> [Rows]
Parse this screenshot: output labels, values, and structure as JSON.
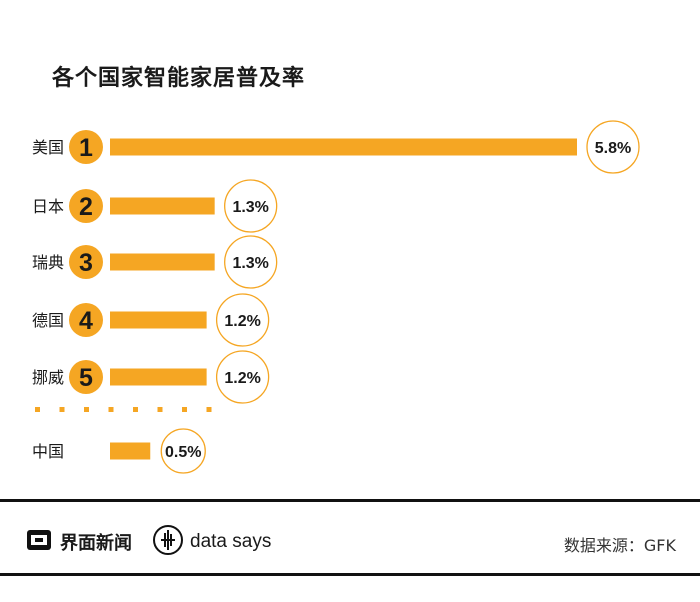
{
  "title": "各个国家智能家居普及率",
  "colors": {
    "bar": "#F5A623",
    "circle_stroke": "#F5A623",
    "text": "#1a1a1a"
  },
  "chart_data": {
    "type": "bar",
    "orientation": "horizontal",
    "title": "各个国家智能家居普及率",
    "unit": "%",
    "ranked": [
      {
        "country": "美国",
        "rank": "1",
        "value": 5.8,
        "label": "5.8%"
      },
      {
        "country": "日本",
        "rank": "2",
        "value": 1.3,
        "label": "1.3%"
      },
      {
        "country": "瑞典",
        "rank": "3",
        "value": 1.3,
        "label": "1.3%"
      },
      {
        "country": "德国",
        "rank": "4",
        "value": 1.2,
        "label": "1.2%"
      },
      {
        "country": "挪威",
        "rank": "5",
        "value": 1.2,
        "label": "1.2%"
      }
    ],
    "extra": {
      "country": "中国",
      "value": 0.5,
      "label": "0.5%"
    },
    "xlim": [
      0,
      5.8
    ]
  },
  "footer": {
    "brand": "界面新闻",
    "brand_icon": "jiemian-logo-icon",
    "datasays": "data says",
    "datasays_icon": "data-says-logo-icon",
    "source": "数据来源：GFK"
  }
}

> [Goal] Find every line in the listing that holds the string "country", then say how many there are as a bare number.

> [Written response] 6